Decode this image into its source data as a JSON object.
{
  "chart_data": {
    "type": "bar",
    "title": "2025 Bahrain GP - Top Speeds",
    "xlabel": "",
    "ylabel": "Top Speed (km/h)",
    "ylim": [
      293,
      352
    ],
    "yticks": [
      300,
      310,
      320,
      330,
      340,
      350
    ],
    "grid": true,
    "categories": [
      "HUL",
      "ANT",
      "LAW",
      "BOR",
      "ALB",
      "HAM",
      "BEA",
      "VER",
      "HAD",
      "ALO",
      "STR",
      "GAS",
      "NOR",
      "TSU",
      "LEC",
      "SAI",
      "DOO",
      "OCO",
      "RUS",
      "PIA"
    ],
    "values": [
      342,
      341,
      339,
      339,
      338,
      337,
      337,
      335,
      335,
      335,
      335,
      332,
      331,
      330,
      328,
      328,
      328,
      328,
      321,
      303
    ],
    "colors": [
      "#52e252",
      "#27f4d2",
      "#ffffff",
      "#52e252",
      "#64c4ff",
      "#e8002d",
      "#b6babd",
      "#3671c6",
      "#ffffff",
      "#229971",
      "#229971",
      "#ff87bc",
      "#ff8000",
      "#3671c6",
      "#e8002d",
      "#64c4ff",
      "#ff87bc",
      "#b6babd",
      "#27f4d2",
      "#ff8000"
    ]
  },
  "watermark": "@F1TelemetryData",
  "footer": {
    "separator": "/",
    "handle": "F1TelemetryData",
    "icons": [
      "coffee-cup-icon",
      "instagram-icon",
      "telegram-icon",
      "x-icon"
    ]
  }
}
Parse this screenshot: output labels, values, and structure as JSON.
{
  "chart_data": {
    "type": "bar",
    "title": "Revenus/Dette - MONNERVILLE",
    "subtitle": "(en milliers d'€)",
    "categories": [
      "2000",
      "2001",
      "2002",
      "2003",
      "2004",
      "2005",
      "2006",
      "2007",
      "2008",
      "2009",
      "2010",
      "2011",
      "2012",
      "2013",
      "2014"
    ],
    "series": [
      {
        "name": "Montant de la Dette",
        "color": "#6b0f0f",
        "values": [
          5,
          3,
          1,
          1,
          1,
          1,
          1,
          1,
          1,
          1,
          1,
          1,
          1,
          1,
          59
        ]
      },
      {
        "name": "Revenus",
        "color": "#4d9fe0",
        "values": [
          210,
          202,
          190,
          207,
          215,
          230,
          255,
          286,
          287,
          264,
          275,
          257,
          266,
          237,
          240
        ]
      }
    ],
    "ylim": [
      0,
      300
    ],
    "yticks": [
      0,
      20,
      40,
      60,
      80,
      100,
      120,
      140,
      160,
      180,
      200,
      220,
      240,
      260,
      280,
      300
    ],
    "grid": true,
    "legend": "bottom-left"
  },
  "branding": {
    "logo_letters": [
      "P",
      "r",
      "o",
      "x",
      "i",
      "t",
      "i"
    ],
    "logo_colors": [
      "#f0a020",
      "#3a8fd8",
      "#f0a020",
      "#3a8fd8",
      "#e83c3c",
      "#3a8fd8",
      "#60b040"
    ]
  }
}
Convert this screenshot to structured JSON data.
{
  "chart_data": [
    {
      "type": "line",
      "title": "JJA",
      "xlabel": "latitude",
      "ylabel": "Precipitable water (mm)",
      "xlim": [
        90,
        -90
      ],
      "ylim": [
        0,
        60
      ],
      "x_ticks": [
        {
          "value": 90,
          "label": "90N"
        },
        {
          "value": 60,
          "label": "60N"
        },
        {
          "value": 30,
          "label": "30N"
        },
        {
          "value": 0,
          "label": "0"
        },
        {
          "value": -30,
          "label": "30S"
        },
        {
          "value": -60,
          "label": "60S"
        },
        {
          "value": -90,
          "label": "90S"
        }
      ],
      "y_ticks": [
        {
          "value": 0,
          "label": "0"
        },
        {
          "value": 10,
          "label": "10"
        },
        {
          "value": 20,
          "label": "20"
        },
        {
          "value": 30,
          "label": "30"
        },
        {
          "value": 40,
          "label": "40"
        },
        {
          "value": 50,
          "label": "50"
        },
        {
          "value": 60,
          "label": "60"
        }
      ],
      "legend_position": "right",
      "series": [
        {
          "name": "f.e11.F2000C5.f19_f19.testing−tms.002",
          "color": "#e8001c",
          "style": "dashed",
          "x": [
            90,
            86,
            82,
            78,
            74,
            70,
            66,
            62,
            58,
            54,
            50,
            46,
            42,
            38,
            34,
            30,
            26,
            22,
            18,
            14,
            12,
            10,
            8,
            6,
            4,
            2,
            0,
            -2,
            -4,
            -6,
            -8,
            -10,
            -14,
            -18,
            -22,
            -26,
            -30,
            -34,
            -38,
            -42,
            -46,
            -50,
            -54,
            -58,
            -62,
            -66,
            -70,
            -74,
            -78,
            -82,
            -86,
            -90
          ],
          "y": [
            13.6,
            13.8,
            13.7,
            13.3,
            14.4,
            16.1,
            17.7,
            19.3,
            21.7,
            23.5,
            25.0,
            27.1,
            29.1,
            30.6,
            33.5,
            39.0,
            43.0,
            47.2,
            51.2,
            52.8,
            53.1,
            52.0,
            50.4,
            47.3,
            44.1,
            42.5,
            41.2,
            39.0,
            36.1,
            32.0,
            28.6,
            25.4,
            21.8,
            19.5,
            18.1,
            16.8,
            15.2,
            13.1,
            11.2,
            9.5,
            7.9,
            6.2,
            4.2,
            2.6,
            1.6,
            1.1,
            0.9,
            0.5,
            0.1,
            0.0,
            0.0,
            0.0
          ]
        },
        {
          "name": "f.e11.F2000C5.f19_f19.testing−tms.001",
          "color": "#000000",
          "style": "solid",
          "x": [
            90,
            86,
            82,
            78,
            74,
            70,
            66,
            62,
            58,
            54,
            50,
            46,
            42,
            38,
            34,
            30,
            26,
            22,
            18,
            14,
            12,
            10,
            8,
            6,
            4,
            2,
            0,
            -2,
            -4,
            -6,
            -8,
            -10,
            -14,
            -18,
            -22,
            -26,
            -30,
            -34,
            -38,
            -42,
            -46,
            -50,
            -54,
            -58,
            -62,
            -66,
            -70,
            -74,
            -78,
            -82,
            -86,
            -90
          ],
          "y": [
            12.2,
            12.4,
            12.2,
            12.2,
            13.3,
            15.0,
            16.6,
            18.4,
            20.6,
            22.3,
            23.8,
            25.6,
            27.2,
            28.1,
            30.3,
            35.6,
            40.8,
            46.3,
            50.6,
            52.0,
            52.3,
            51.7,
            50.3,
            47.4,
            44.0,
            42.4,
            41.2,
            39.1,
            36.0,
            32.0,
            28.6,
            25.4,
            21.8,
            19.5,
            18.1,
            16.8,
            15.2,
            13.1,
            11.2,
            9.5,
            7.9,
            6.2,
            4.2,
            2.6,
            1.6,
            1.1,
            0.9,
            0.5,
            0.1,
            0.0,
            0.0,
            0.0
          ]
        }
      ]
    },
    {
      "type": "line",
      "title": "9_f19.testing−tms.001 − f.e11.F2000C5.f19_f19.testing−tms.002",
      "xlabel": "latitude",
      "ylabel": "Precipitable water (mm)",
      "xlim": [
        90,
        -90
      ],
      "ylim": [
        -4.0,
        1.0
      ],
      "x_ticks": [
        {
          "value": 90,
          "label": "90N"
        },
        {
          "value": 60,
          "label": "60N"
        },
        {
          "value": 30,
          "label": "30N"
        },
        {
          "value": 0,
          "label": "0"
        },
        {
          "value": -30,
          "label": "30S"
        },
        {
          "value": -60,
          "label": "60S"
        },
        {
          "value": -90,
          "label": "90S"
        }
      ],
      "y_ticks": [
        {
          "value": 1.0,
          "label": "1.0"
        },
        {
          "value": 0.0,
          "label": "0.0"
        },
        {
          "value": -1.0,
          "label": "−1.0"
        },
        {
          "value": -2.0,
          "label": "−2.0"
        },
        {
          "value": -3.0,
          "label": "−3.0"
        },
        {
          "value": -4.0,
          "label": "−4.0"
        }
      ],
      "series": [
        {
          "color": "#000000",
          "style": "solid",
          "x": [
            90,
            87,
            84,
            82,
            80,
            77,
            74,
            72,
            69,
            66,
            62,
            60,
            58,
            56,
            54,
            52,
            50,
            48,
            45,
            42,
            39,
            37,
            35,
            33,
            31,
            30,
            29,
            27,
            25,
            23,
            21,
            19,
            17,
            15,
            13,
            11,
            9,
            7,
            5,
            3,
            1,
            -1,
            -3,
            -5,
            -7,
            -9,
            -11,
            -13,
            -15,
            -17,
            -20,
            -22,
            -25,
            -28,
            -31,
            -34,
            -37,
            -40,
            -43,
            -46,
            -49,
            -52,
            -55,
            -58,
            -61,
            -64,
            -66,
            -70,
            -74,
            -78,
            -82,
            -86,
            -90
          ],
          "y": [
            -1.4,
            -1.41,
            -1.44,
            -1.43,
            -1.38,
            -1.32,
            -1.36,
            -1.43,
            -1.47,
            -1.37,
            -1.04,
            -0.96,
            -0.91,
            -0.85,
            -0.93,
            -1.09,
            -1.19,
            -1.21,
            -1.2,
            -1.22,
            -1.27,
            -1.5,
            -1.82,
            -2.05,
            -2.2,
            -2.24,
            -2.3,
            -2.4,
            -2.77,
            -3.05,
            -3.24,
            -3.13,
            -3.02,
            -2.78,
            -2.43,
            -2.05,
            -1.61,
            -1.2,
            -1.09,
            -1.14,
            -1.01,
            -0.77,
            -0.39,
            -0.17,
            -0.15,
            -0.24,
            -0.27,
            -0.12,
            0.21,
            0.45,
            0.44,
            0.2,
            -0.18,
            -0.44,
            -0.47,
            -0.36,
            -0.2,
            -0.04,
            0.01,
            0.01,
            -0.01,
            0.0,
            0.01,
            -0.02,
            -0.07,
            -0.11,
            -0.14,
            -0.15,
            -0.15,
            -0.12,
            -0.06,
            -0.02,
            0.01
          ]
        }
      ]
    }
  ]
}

◆ ◆ ◆ ◆ ◆

THE PROBLEM → For each line of the entries that includes "values", show that line.

SOLUTION →
    "values": [
Parse this screenshot: output labels, values, and structure as JSON.
        "values": [
        "values": [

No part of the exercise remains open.